■ Exercise prompt: Exactly repeat the full listing that follows.

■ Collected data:
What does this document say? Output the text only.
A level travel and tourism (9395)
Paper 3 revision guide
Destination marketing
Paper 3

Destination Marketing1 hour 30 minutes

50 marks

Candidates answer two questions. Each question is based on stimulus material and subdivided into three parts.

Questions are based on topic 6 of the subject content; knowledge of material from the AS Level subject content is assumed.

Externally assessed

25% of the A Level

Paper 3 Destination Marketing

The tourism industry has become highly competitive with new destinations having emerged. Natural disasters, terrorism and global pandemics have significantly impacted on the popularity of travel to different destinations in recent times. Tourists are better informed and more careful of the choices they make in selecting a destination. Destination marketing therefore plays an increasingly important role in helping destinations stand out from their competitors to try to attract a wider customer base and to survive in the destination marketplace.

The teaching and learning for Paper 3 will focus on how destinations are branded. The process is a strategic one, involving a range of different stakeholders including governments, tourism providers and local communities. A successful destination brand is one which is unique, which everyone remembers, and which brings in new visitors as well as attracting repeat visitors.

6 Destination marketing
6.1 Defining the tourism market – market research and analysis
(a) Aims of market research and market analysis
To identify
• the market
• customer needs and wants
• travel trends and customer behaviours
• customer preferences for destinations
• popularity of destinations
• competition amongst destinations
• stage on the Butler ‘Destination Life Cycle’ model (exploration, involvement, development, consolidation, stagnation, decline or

■ Final result:
What does this document say? Output the text only.
A level travel and tourism (9395)
Paper 3 revision guide
Destination marketing
Paper 3

Destination Marketing1 hour 30 minutes

50 marks

Candidates answer two questions. Each question is based on stimulus material and subdivided into three parts.

Questions are based on topic 6 of the subject content; knowledge of material from the AS Level subject content is assumed.

Externally assessed

25% of the A Level

Paper 3 Destination Marketing

The tourism industry has become highly competitive with new destinations having emerged. Natural disasters, terrorism and global pandemics have significantly impacted on the popularity of travel to different destinations in recent times. Tourists are better informed and more careful of the choices they make in selecting a destination. Destination marketing therefore plays an increasingly important role in helping destinations stand out from their competitors to try to attract a wider customer base and to survive in the destination marketplace.

The teaching and learning for Paper 3 will focus on how destinations are branded. The process is a strategic one, involving a range of different stakeholders including governments, tourism providers and local communities. A successful destination brand is one which is unique, which everyone remembers, and which brings in new visitors as well as attracting repeat visitors.

6 Destination marketing
6.1 Defining the tourism market – market research and analysis
(a) Aims of market research and market analysis
To identify
• the market
• customer needs and wants
• travel trends and customer behaviours
• customer preferences for destinations
• popularity of destinations
• competition amongst destinations
• stage on the Butler ‘Destination Life Cycle’ model (exploration, involvement, development, consolidation, stagnation, decline or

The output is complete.